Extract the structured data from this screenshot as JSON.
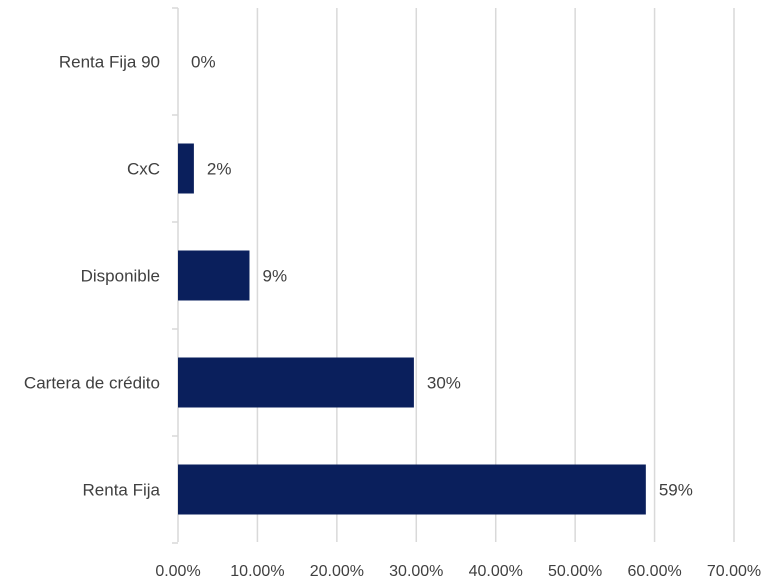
{
  "chart_data": {
    "type": "bar",
    "orientation": "horizontal",
    "categories": [
      "Renta Fija 90",
      "CxC",
      "Disponible",
      "Cartera de crédito",
      "Renta Fija"
    ],
    "values": [
      0.0,
      2.0,
      9.0,
      29.7,
      58.9
    ],
    "data_labels": [
      "0%",
      "2%",
      "9%",
      "30%",
      "59%"
    ],
    "xlim": [
      0,
      70
    ],
    "x_ticks": [
      0,
      10,
      20,
      30,
      40,
      50,
      60,
      70
    ],
    "x_tick_labels": [
      "0.00%",
      "10.00%",
      "20.00%",
      "30.00%",
      "40.00%",
      "50.00%",
      "60.00%",
      "70.00%"
    ],
    "grid": "vertical",
    "legend": "none",
    "bar_color": "#0a1f5c",
    "grid_color": "#d9d9d9"
  }
}
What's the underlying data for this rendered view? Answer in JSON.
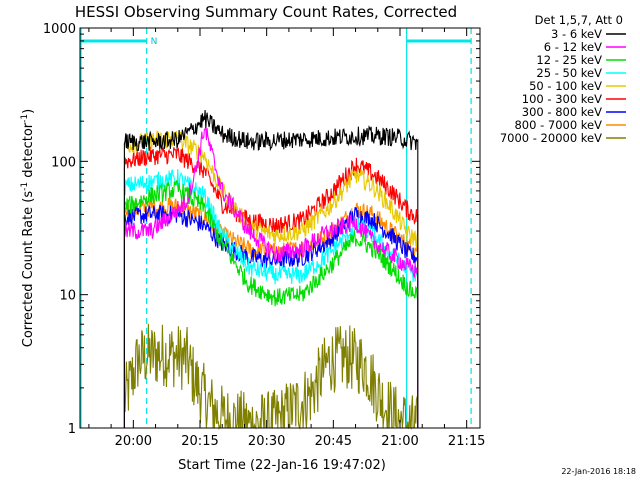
{
  "chart_data": {
    "type": "line",
    "title": "HESSI Observing Summary Count Rates, Corrected",
    "xlabel": "Start Time (22-Jan-16 19:47:02)",
    "ylabel_pre": "Corrected Count Rate (s",
    "ylabel_sup1": "-1",
    "ylabel_mid": " detector",
    "ylabel_sup2": "-1",
    "ylabel_post": ")",
    "yscale": "log",
    "ylim": [
      1,
      1000
    ],
    "xlim_min": [
      -12,
      78
    ],
    "x_unit": "minutes after 20:00",
    "y_ticks": [
      {
        "v": 1,
        "label": "1"
      },
      {
        "v": 10,
        "label": "10"
      },
      {
        "v": 100,
        "label": "100"
      },
      {
        "v": 1000,
        "label": "1000"
      }
    ],
    "x_ticks": [
      {
        "t": 0,
        "label": "20:00"
      },
      {
        "t": 15,
        "label": "20:15"
      },
      {
        "t": 30,
        "label": "20:30"
      },
      {
        "t": 45,
        "label": "20:45"
      },
      {
        "t": 60,
        "label": "21:00"
      },
      {
        "t": 75,
        "label": "21:15"
      }
    ],
    "legend_title": "Det 1,5,7, Att 0",
    "attenuator_mark": "N",
    "marker_lines": {
      "solid": [
        -12,
        61.5
      ],
      "dashed": [
        3,
        76
      ]
    },
    "timestamp": "22-Jan-2016 18:18",
    "series": [
      {
        "name": "3 - 6 keV",
        "color": "#000000",
        "t": [
          -2,
          4,
          10,
          13,
          16,
          20,
          26,
          35,
          44,
          50,
          56,
          60,
          63,
          64
        ],
        "y": [
          140,
          140,
          145,
          170,
          210,
          160,
          140,
          145,
          150,
          155,
          155,
          150,
          140,
          140
        ]
      },
      {
        "name": "6 - 12 keV",
        "color": "#ff00ff",
        "t": [
          -2,
          4,
          8,
          12,
          14,
          16,
          20,
          26,
          32,
          38,
          44,
          50,
          54,
          58,
          62,
          64
        ],
        "y": [
          30,
          30,
          38,
          50,
          85,
          180,
          60,
          30,
          20,
          22,
          30,
          35,
          25,
          20,
          16,
          15
        ]
      },
      {
        "name": "12 - 25 keV",
        "color": "#00dd00",
        "t": [
          -2,
          4,
          10,
          16,
          20,
          26,
          32,
          38,
          44,
          50,
          54,
          58,
          62,
          64
        ],
        "y": [
          45,
          55,
          62,
          45,
          24,
          12,
          9.5,
          10,
          16,
          27,
          22,
          16,
          11,
          10
        ]
      },
      {
        "name": "25 - 50 keV",
        "color": "#00ffff",
        "t": [
          -2,
          4,
          10,
          16,
          20,
          26,
          32,
          38,
          44,
          50,
          54,
          58,
          62,
          64
        ],
        "y": [
          65,
          70,
          75,
          55,
          28,
          16,
          14,
          14,
          20,
          33,
          28,
          20,
          15,
          14
        ]
      },
      {
        "name": "50 - 100 keV",
        "color": "#e8c800",
        "t": [
          -2,
          4,
          10,
          16,
          20,
          26,
          32,
          38,
          44,
          50,
          54,
          58,
          62,
          64
        ],
        "y": [
          130,
          145,
          150,
          110,
          60,
          32,
          28,
          30,
          45,
          80,
          65,
          45,
          28,
          26
        ]
      },
      {
        "name": "100 - 300 keV",
        "color": "#ff0000",
        "t": [
          -2,
          4,
          10,
          16,
          20,
          26,
          32,
          38,
          44,
          50,
          54,
          58,
          62,
          64
        ],
        "y": [
          100,
          110,
          112,
          85,
          48,
          36,
          33,
          36,
          55,
          95,
          80,
          60,
          42,
          38
        ]
      },
      {
        "name": "300 - 800 keV",
        "color": "#0000ff",
        "t": [
          -2,
          4,
          10,
          16,
          20,
          26,
          32,
          38,
          44,
          50,
          54,
          58,
          62,
          64
        ],
        "y": [
          38,
          40,
          40,
          33,
          24,
          19,
          18,
          19,
          25,
          40,
          36,
          28,
          20,
          19
        ]
      },
      {
        "name": "800 - 7000 keV",
        "color": "#ff8c00",
        "t": [
          -2,
          4,
          10,
          16,
          20,
          26,
          32,
          38,
          44,
          50,
          54,
          58,
          62,
          64
        ],
        "y": [
          42,
          45,
          46,
          38,
          28,
          22,
          21,
          22,
          28,
          44,
          40,
          30,
          23,
          22
        ]
      },
      {
        "name": "7000 - 20000 keV",
        "color": "#808000",
        "t": [
          -2,
          1,
          3,
          8,
          12,
          14,
          17,
          20,
          26,
          32,
          40,
          44,
          48,
          52,
          56,
          59,
          62,
          64
        ],
        "y": [
          1.6,
          3.2,
          3.5,
          3.6,
          3.3,
          2.2,
          1.5,
          1.2,
          1.05,
          1.1,
          1.8,
          3.2,
          3.4,
          3.0,
          1.6,
          1.2,
          1.05,
          1.0
        ]
      }
    ]
  }
}
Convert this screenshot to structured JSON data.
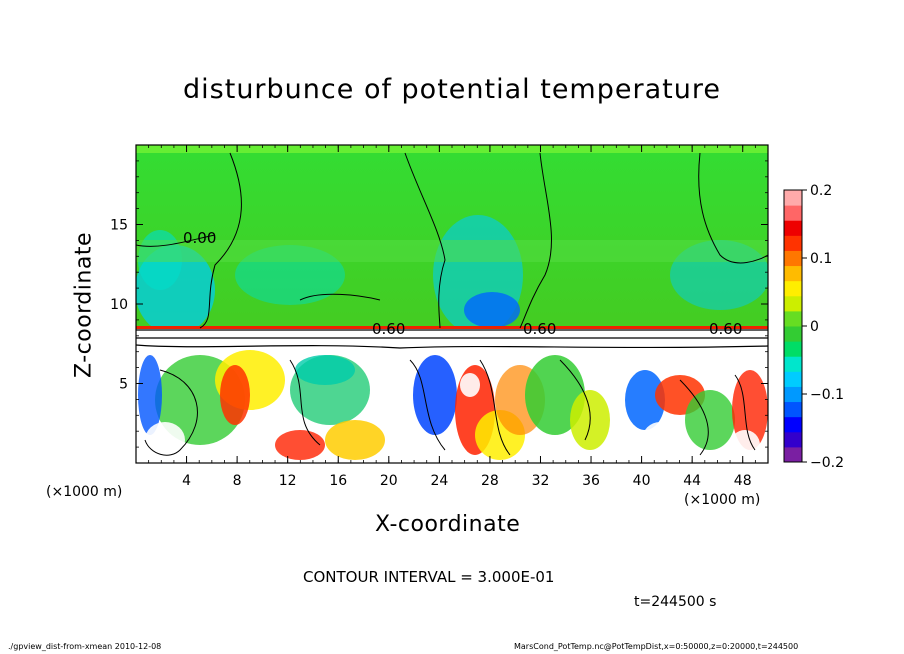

┄┄┄┄┄┄

§ **Short problem**: Working from the material above, state how many lines contain "Count"; give only the number.

§ **Exercise response**: 2